____ PROVIDED INFORMATION

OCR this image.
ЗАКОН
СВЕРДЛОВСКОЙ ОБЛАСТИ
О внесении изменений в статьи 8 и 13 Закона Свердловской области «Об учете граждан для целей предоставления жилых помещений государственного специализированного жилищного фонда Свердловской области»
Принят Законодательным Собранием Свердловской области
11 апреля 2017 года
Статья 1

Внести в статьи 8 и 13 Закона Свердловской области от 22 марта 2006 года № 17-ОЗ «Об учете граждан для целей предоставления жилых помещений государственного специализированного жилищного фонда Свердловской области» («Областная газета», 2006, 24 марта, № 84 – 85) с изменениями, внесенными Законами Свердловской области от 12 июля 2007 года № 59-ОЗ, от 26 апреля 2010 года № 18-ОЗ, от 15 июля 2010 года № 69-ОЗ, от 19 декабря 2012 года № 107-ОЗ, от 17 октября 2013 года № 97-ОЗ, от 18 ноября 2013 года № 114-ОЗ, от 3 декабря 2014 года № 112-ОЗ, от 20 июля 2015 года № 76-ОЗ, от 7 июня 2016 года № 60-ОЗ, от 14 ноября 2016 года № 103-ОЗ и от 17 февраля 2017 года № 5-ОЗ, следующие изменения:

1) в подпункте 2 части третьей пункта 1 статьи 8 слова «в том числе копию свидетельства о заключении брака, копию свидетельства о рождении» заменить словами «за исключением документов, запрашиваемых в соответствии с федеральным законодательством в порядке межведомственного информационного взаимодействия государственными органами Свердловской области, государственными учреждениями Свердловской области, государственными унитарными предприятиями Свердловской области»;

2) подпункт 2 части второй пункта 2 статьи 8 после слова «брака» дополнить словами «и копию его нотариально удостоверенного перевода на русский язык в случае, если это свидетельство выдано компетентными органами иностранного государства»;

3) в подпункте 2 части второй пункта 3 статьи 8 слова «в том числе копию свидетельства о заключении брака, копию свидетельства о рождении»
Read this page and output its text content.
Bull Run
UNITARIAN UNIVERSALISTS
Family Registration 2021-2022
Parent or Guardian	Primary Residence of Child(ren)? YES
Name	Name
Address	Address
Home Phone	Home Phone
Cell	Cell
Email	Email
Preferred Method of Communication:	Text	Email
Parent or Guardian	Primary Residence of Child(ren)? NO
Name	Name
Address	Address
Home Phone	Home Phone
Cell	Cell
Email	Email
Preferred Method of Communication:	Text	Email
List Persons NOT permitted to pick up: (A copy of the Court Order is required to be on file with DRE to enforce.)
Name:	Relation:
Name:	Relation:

________

*PROBLEM TO SOLVE*
Report the number of lines containing the string "Residence" and add nothing to it.

*RESPONSE BELOW*
2